* Short exercise:
Give the listing again exactly, omitting its images.

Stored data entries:
++++++++++
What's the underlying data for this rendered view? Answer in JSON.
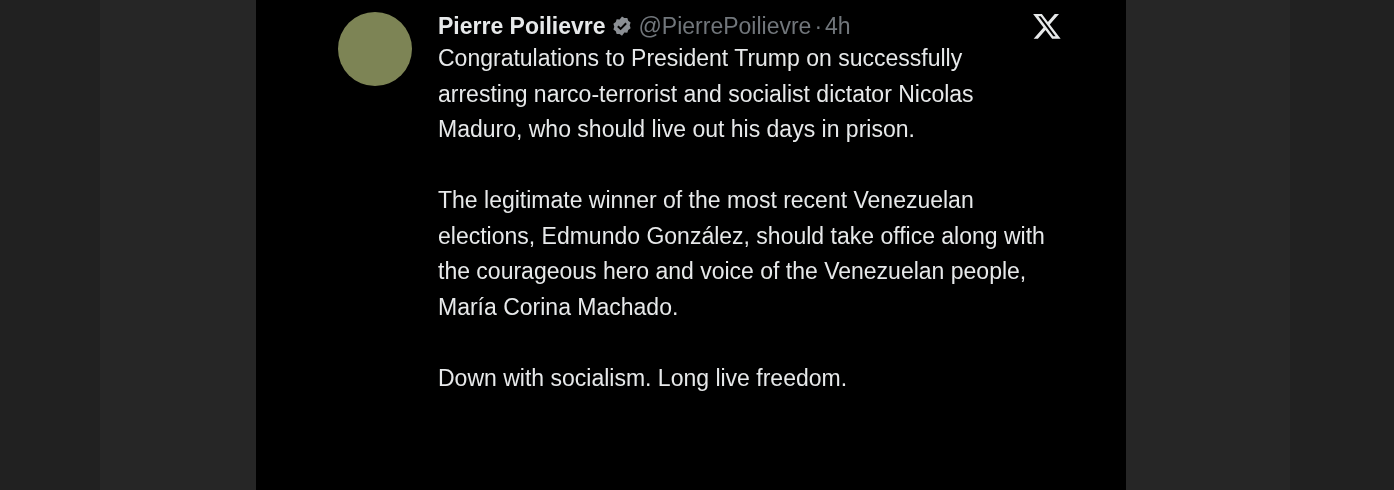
{
  "post": {
    "author_name": "Pierre Poilievre",
    "verified": true,
    "handle": "@PierrePoilievre",
    "separator": "·",
    "time": "4h",
    "paragraphs": [
      "Congratulations to President Trump on successfully arresting narco-terrorist and socialist dictator Nicolas Maduro, who should live out his days in prison.",
      "The legitimate winner of the most recent Venezuelan elections, Edmundo González, should take office along with the courageous hero and voice of the Venezuelan people, María Corina Machado.",
      "Down with socialism. Long live freedom."
    ]
  }
}
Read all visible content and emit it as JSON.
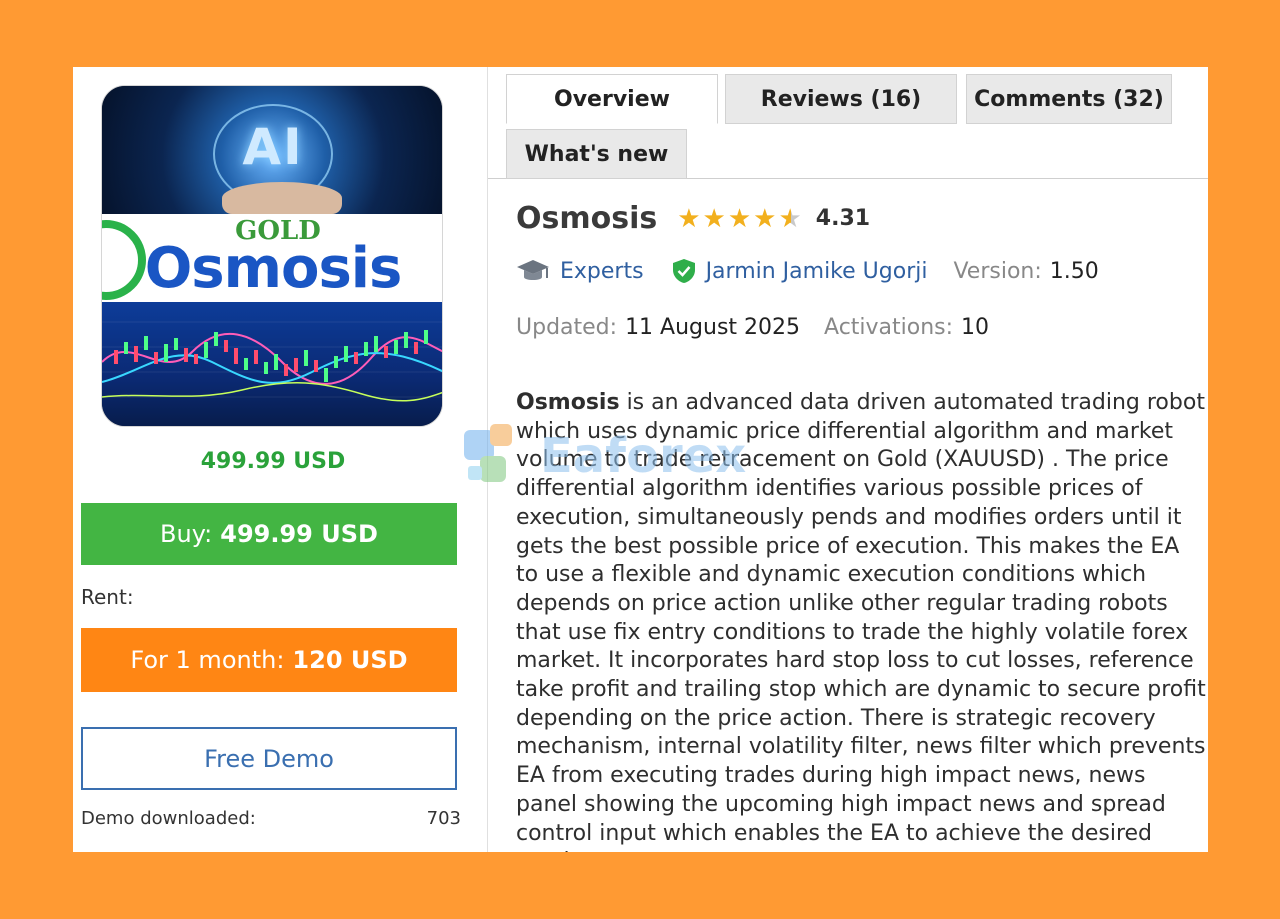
{
  "product": {
    "title": "Osmosis",
    "image": {
      "top_text": "AI",
      "brand_small": "GOLD",
      "brand_large": "Osmosis"
    },
    "rating": "4.31",
    "rating_value": 4.31,
    "category": "Experts",
    "author": "Jarmin Jamike Ugorji",
    "version_label": "Version:",
    "version": "1.50",
    "updated_label": "Updated:",
    "updated": "11 August 2025",
    "activations_label": "Activations:",
    "activations": "10"
  },
  "purchase": {
    "price": "499.99 USD",
    "buy_label": "Buy:",
    "buy_price": "499.99 USD",
    "rent_label": "Rent:",
    "rent_period": "For 1 month:",
    "rent_price": "120 USD",
    "demo_label": "Free Demo",
    "demo_downloaded_label": "Demo downloaded:",
    "demo_downloaded_count": "703"
  },
  "tabs": [
    {
      "label": "Overview",
      "active": true
    },
    {
      "label": "Reviews (16)",
      "active": false
    },
    {
      "label": "Comments (32)",
      "active": false
    },
    {
      "label": "What's new",
      "active": false
    }
  ],
  "description": {
    "lead": "Osmosis",
    "text": " is an advanced data driven automated trading robot which uses dynamic price differential algorithm and market volume to trade retracement on Gold (XAUUSD) . The price differential algorithm identifies various possible prices of execution, simultaneously pends and modifies orders until it gets the best possible price of execution. This makes the EA to use a flexible and dynamic execution conditions which depends on price action unlike other regular trading robots that use fix entry conditions to trade the highly volatile forex market. It incorporates hard stop loss to cut losses, reference take profit and trailing stop which are dynamic to secure profit depending on the price action. There is strategic recovery mechanism, internal volatility filter, news filter which prevents EA from executing trades during high impact news, news panel showing the upcoming high impact news and spread control input which enables the EA to achieve the desired results."
  },
  "watermark": {
    "text": "Eaforex"
  },
  "colors": {
    "background": "#ff9a33",
    "buy": "#43b543",
    "rent": "#ff8614",
    "price": "#2aa23a",
    "link": "#2f5fa0",
    "star": "#f2b01e"
  }
}
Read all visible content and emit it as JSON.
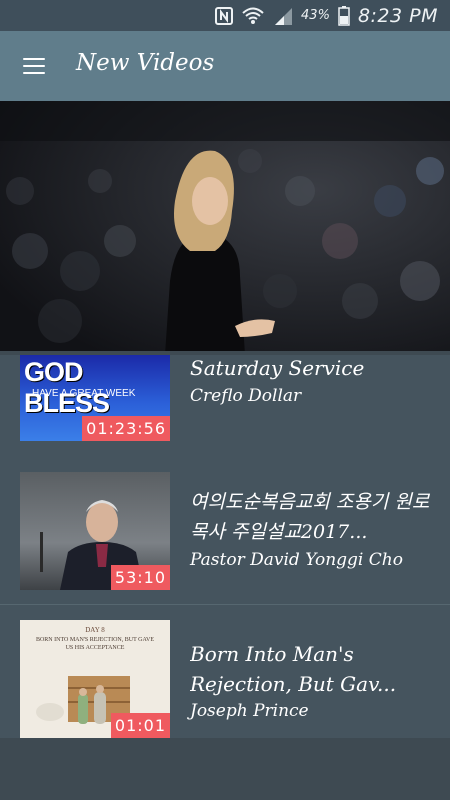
{
  "status_bar": {
    "battery_percent": "43%",
    "time": "8:23 PM",
    "icons": [
      "nfc-icon",
      "wifi-icon",
      "signal-icon",
      "battery-icon"
    ]
  },
  "app_bar": {
    "title": "New Videos",
    "menu_icon": "hamburger-menu-icon"
  },
  "hero": {
    "image": "speaker-on-stage-photo"
  },
  "videos": [
    {
      "thumb_text": "GOD BLESS",
      "thumb_subtext": "HAVE A GREAT WEEK",
      "title": "Saturday Service",
      "author": "Creflo Dollar",
      "duration": "01:23:56"
    },
    {
      "title": "여의도순복음교회 조용기 원로목사 주일설교2017...",
      "author": "Pastor David Yonggi Cho",
      "duration": "53:10"
    },
    {
      "thumb_text": "DAY 8",
      "thumb_subtext": "BORN INTO MAN'S REJECTION, BUT GAVE US HIS ACCEPTANCE",
      "title": "Born Into Man's Rejection, But Gav...",
      "author": "Joseph Prince",
      "duration": "01:01"
    }
  ],
  "colors": {
    "status_bar": "#3f4f5b",
    "app_bar": "#607d8b",
    "background": "#3e4a52",
    "card": "#45545e",
    "duration_badge": "#ef5a5f"
  }
}
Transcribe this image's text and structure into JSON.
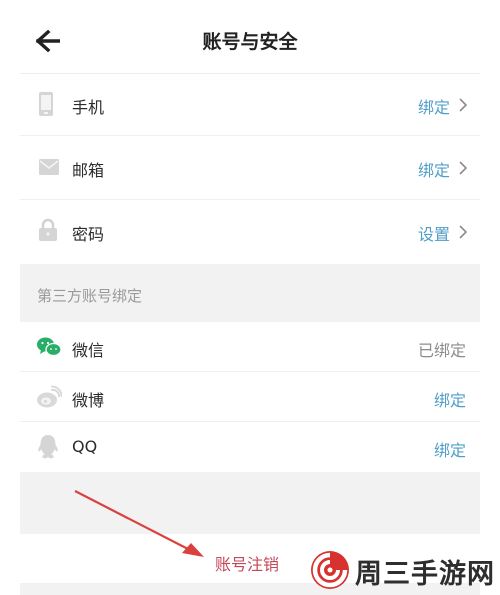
++++++++++
* Exercise answer:
What's the underlying data for this rendered view? Answer in JSON.
{
  "post": {
    "author_name": "Pierre Poilievre",
    "verified": true,
    "handle": "@PierrePoilievre",
    "separator": "·",
    "time": "4h",
    "paragraphs": [
      "Congratulations to President Trump on successfully arresting narco-terrorist and socialist dictator Nicolas Maduro, who should live out his days in prison.",
      "The legitimate winner of the most recent Venezuelan elections, Edmundo González, should take office along with the courageous hero and voice of the Venezuelan people, María Corina Machado.",
      "Down with socialism. Long live freedom."
    ]
  }
}
Read all visible content and emit it as JSON.
{
  "product": {
    "title": "Osmosis",
    "image": {
      "top_text": "AI",
      "brand_small": "GOLD",
      "brand_large": "Osmosis"
    },
    "rating": "4.31",
    "rating_value": 4.31,
    "category": "Experts",
    "author": "Jarmin Jamike Ugorji",
    "version_label": "Version:",
    "version": "1.50",
    "updated_label": "Updated:",
    "updated": "11 August 2025",
    "activations_label": "Activations:",
    "activations": "10"
  },
  "purchase": {
    "price": "499.99 USD",
    "buy_label": "Buy:",
    "buy_price": "499.99 USD",
    "rent_label": "Rent:",
    "rent_period": "For 1 month:",
    "rent_price": "120 USD",
    "demo_label": "Free Demo",
    "demo_downloaded_label": "Demo downloaded:",
    "demo_downloaded_count": "703"
  },
  "tabs": [
    {
      "label": "Overview",
      "active": true
    },
    {
      "label": "Reviews (16)",
      "active": false
    },
    {
      "label": "Comments (32)",
      "active": false
    },
    {
      "label": "What's new",
      "active": false
    }
  ],
  "description": {
    "lead": "Osmosis",
    "text": " is an advanced data driven automated trading robot which uses dynamic price differential algorithm and market volume to trade retracement on Gold (XAUUSD) . The price differential algorithm identifies various possible prices of execution, simultaneously pends and modifies orders until it gets the best possible price of execution. This makes the EA to use a flexible and dynamic execution conditions which depends on price action unlike other regular trading robots that use fix entry conditions to trade the highly volatile forex market. It incorporates hard stop loss to cut losses, reference take profit and trailing stop which are dynamic to secure profit depending on the price action. There is strategic recovery mechanism, internal volatility filter, news filter which prevents EA from executing trades during high impact news, news panel showing the upcoming high impact news and spread control input which enables the EA to achieve the desired results."
  },
  "watermark": {
    "text": "Eaforex"
  },
  "colors": {
    "background": "#ff9a33",
    "buy": "#43b543",
    "rent": "#ff8614",
    "price": "#2aa23a",
    "link": "#2f5fa0",
    "star": "#f2b01e"
  }
}
Read all visible content and emit it as JSON.
{
  "status_bar": {
    "battery_percent": "43%",
    "time": "8:23 PM",
    "icons": [
      "nfc-icon",
      "wifi-icon",
      "signal-icon",
      "battery-icon"
    ]
  },
  "app_bar": {
    "title": "New Videos",
    "menu_icon": "hamburger-menu-icon"
  },
  "hero": {
    "image": "speaker-on-stage-photo"
  },
  "videos": [
    {
      "thumb_text": "GOD BLESS",
      "thumb_subtext": "HAVE A GREAT WEEK",
      "title": "Saturday Service",
      "author": "Creflo Dollar",
      "duration": "01:23:56"
    },
    {
      "title": "여의도순복음교회 조용기 원로목사 주일설교2017...",
      "author": "Pastor David Yonggi Cho",
      "duration": "53:10"
    },
    {
      "thumb_text": "DAY 8",
      "thumb_subtext": "BORN INTO MAN'S REJECTION, BUT GAVE US HIS ACCEPTANCE",
      "title": "Born Into Man's Rejection, But Gav...",
      "author": "Joseph Prince",
      "duration": "01:01"
    }
  ],
  "colors": {
    "status_bar": "#3f4f5b",
    "app_bar": "#607d8b",
    "background": "#3e4a52",
    "card": "#45545e",
    "duration_badge": "#ef5a5f"
  }
}
Transcribe this image's text and structure into JSON.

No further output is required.